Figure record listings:
=====

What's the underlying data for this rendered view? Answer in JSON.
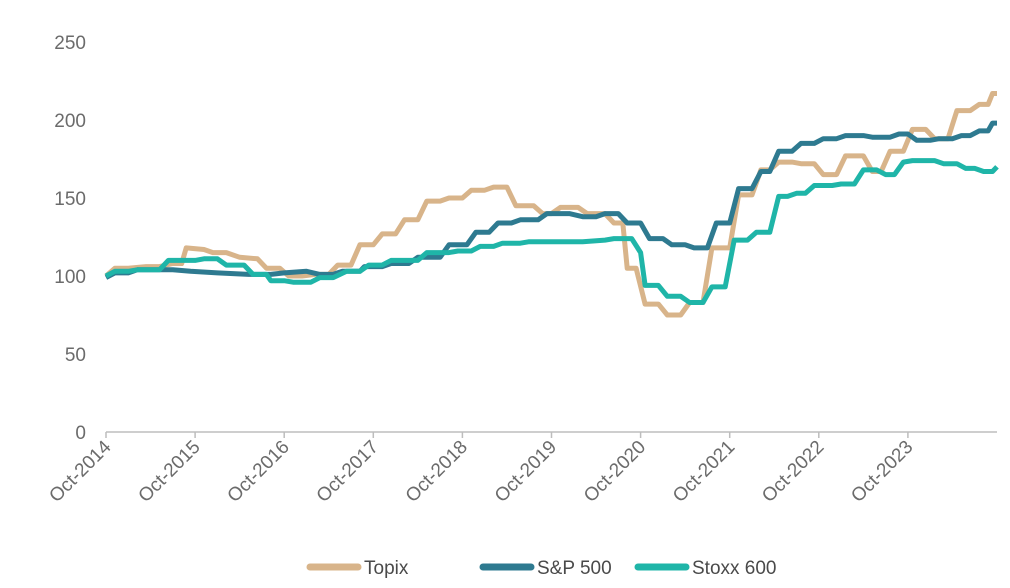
{
  "chart_data": {
    "type": "line",
    "title": "",
    "xlabel": "",
    "ylabel": "",
    "ylim": [
      0,
      250
    ],
    "yticks": [
      0,
      50,
      100,
      150,
      200,
      250
    ],
    "x_tick_labels": [
      "Oct-2014",
      "Oct-2015",
      "Oct-2016",
      "Oct-2017",
      "Oct-2018",
      "Oct-2019",
      "Oct-2020",
      "Oct-2021",
      "Oct-2022",
      "Oct-2023"
    ],
    "x_range_years": [
      2014.75,
      2024.75
    ],
    "grid": false,
    "legend_position": "bottom",
    "series": [
      {
        "name": "Topix",
        "color": "#d8b48a",
        "points": [
          [
            2014.75,
            100
          ],
          [
            2014.85,
            105
          ],
          [
            2015.0,
            105
          ],
          [
            2015.2,
            106
          ],
          [
            2015.35,
            106
          ],
          [
            2015.5,
            108
          ],
          [
            2015.6,
            108
          ],
          [
            2015.65,
            118
          ],
          [
            2015.85,
            117
          ],
          [
            2015.95,
            115
          ],
          [
            2016.1,
            115
          ],
          [
            2016.25,
            112
          ],
          [
            2016.45,
            111
          ],
          [
            2016.55,
            105
          ],
          [
            2016.7,
            105
          ],
          [
            2016.8,
            100
          ],
          [
            2016.95,
            100
          ],
          [
            2017.1,
            101
          ],
          [
            2017.25,
            101
          ],
          [
            2017.35,
            107
          ],
          [
            2017.5,
            107
          ],
          [
            2017.6,
            120
          ],
          [
            2017.75,
            120
          ],
          [
            2017.85,
            127
          ],
          [
            2018.0,
            127
          ],
          [
            2018.1,
            136
          ],
          [
            2018.25,
            136
          ],
          [
            2018.35,
            148
          ],
          [
            2018.5,
            148
          ],
          [
            2018.6,
            150
          ],
          [
            2018.75,
            150
          ],
          [
            2018.85,
            155
          ],
          [
            2019.0,
            155
          ],
          [
            2019.1,
            157
          ],
          [
            2019.25,
            157
          ],
          [
            2019.35,
            145
          ],
          [
            2019.55,
            145
          ],
          [
            2019.65,
            140
          ],
          [
            2019.75,
            140
          ],
          [
            2019.85,
            144
          ],
          [
            2020.05,
            144
          ],
          [
            2020.15,
            140
          ],
          [
            2020.35,
            140
          ],
          [
            2020.45,
            134
          ],
          [
            2020.55,
            134
          ],
          [
            2020.6,
            105
          ],
          [
            2020.7,
            105
          ],
          [
            2020.8,
            82
          ],
          [
            2020.95,
            82
          ],
          [
            2021.05,
            75
          ],
          [
            2021.2,
            75
          ],
          [
            2021.3,
            83
          ],
          [
            2021.45,
            83
          ],
          [
            2021.55,
            118
          ],
          [
            2021.75,
            118
          ],
          [
            2021.85,
            152
          ],
          [
            2022.0,
            152
          ],
          [
            2022.1,
            168
          ],
          [
            2022.2,
            168
          ],
          [
            2022.3,
            173
          ],
          [
            2022.45,
            173
          ],
          [
            2022.55,
            172
          ],
          [
            2022.7,
            172
          ],
          [
            2022.8,
            165
          ],
          [
            2022.95,
            165
          ],
          [
            2023.05,
            177
          ],
          [
            2023.25,
            177
          ],
          [
            2023.35,
            167
          ],
          [
            2023.45,
            167
          ],
          [
            2023.55,
            180
          ],
          [
            2023.7,
            180
          ],
          [
            2023.8,
            194
          ],
          [
            2023.95,
            194
          ],
          [
            2024.05,
            188
          ],
          [
            2024.2,
            188
          ],
          [
            2024.3,
            206
          ],
          [
            2024.45,
            206
          ],
          [
            2024.55,
            210
          ],
          [
            2024.65,
            210
          ],
          [
            2024.7,
            217
          ],
          [
            2024.75,
            217
          ]
        ]
      },
      {
        "name": "S&P 500",
        "color": "#2e7a90",
        "points": [
          [
            2014.75,
            99
          ],
          [
            2014.85,
            102
          ],
          [
            2015.0,
            102
          ],
          [
            2015.1,
            104
          ],
          [
            2015.5,
            104
          ],
          [
            2015.7,
            103
          ],
          [
            2016.0,
            102
          ],
          [
            2016.35,
            101
          ],
          [
            2016.6,
            101
          ],
          [
            2016.75,
            102
          ],
          [
            2017.0,
            103
          ],
          [
            2017.15,
            101
          ],
          [
            2017.3,
            101
          ],
          [
            2017.4,
            103
          ],
          [
            2017.6,
            103
          ],
          [
            2017.65,
            106
          ],
          [
            2017.85,
            106
          ],
          [
            2017.95,
            108
          ],
          [
            2018.15,
            108
          ],
          [
            2018.25,
            112
          ],
          [
            2018.5,
            112
          ],
          [
            2018.6,
            120
          ],
          [
            2018.8,
            120
          ],
          [
            2018.9,
            128
          ],
          [
            2019.05,
            128
          ],
          [
            2019.15,
            134
          ],
          [
            2019.3,
            134
          ],
          [
            2019.4,
            136
          ],
          [
            2019.6,
            136
          ],
          [
            2019.7,
            140
          ],
          [
            2019.95,
            140
          ],
          [
            2020.1,
            138
          ],
          [
            2020.25,
            138
          ],
          [
            2020.35,
            140
          ],
          [
            2020.5,
            140
          ],
          [
            2020.6,
            134
          ],
          [
            2020.75,
            134
          ],
          [
            2020.85,
            124
          ],
          [
            2021.0,
            124
          ],
          [
            2021.1,
            120
          ],
          [
            2021.25,
            120
          ],
          [
            2021.35,
            118
          ],
          [
            2021.5,
            118
          ],
          [
            2021.6,
            134
          ],
          [
            2021.75,
            134
          ],
          [
            2021.85,
            156
          ],
          [
            2022.0,
            156
          ],
          [
            2022.1,
            167
          ],
          [
            2022.2,
            167
          ],
          [
            2022.3,
            180
          ],
          [
            2022.45,
            180
          ],
          [
            2022.55,
            185
          ],
          [
            2022.7,
            185
          ],
          [
            2022.8,
            188
          ],
          [
            2022.95,
            188
          ],
          [
            2023.05,
            190
          ],
          [
            2023.25,
            190
          ],
          [
            2023.35,
            189
          ],
          [
            2023.55,
            189
          ],
          [
            2023.65,
            191
          ],
          [
            2023.75,
            191
          ],
          [
            2023.85,
            187
          ],
          [
            2024.0,
            187
          ],
          [
            2024.1,
            188
          ],
          [
            2024.25,
            188
          ],
          [
            2024.35,
            190
          ],
          [
            2024.45,
            190
          ],
          [
            2024.55,
            193
          ],
          [
            2024.65,
            193
          ],
          [
            2024.7,
            198
          ],
          [
            2024.75,
            198
          ]
        ]
      },
      {
        "name": "Stoxx 600",
        "color": "#1fb5a8",
        "points": [
          [
            2014.75,
            100
          ],
          [
            2014.85,
            103
          ],
          [
            2015.0,
            103
          ],
          [
            2015.1,
            104
          ],
          [
            2015.35,
            104
          ],
          [
            2015.45,
            110
          ],
          [
            2015.75,
            110
          ],
          [
            2015.85,
            111
          ],
          [
            2016.0,
            111
          ],
          [
            2016.1,
            107
          ],
          [
            2016.3,
            107
          ],
          [
            2016.4,
            101
          ],
          [
            2016.55,
            101
          ],
          [
            2016.6,
            97
          ],
          [
            2016.75,
            97
          ],
          [
            2016.85,
            96
          ],
          [
            2017.05,
            96
          ],
          [
            2017.15,
            99
          ],
          [
            2017.3,
            99
          ],
          [
            2017.45,
            103
          ],
          [
            2017.6,
            103
          ],
          [
            2017.7,
            107
          ],
          [
            2017.85,
            107
          ],
          [
            2017.95,
            110
          ],
          [
            2018.25,
            110
          ],
          [
            2018.35,
            115
          ],
          [
            2018.6,
            115
          ],
          [
            2018.7,
            116
          ],
          [
            2018.85,
            116
          ],
          [
            2018.95,
            119
          ],
          [
            2019.1,
            119
          ],
          [
            2019.2,
            121
          ],
          [
            2019.4,
            121
          ],
          [
            2019.5,
            122
          ],
          [
            2019.9,
            122
          ],
          [
            2020.1,
            122
          ],
          [
            2020.35,
            123
          ],
          [
            2020.45,
            124
          ],
          [
            2020.65,
            124
          ],
          [
            2020.75,
            115
          ],
          [
            2020.8,
            94
          ],
          [
            2020.95,
            94
          ],
          [
            2021.05,
            87
          ],
          [
            2021.2,
            87
          ],
          [
            2021.3,
            83
          ],
          [
            2021.45,
            83
          ],
          [
            2021.55,
            93
          ],
          [
            2021.7,
            93
          ],
          [
            2021.8,
            123
          ],
          [
            2021.95,
            123
          ],
          [
            2022.05,
            128
          ],
          [
            2022.2,
            128
          ],
          [
            2022.3,
            151
          ],
          [
            2022.4,
            151
          ],
          [
            2022.5,
            153
          ],
          [
            2022.6,
            153
          ],
          [
            2022.7,
            158
          ],
          [
            2022.9,
            158
          ],
          [
            2023.0,
            159
          ],
          [
            2023.15,
            159
          ],
          [
            2023.25,
            168
          ],
          [
            2023.4,
            168
          ],
          [
            2023.5,
            165
          ],
          [
            2023.6,
            165
          ],
          [
            2023.7,
            173
          ],
          [
            2023.8,
            174
          ],
          [
            2024.05,
            174
          ],
          [
            2024.15,
            172
          ],
          [
            2024.3,
            172
          ],
          [
            2024.4,
            169
          ],
          [
            2024.5,
            169
          ],
          [
            2024.6,
            167
          ],
          [
            2024.7,
            167
          ],
          [
            2024.75,
            170
          ]
        ]
      }
    ]
  }
}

=====

Search the entries for the word "name", then list each line that holds it.

Exercise solution:
        "name": "Topix",
        "name": "S&P 500",
        "name": "Stoxx 600",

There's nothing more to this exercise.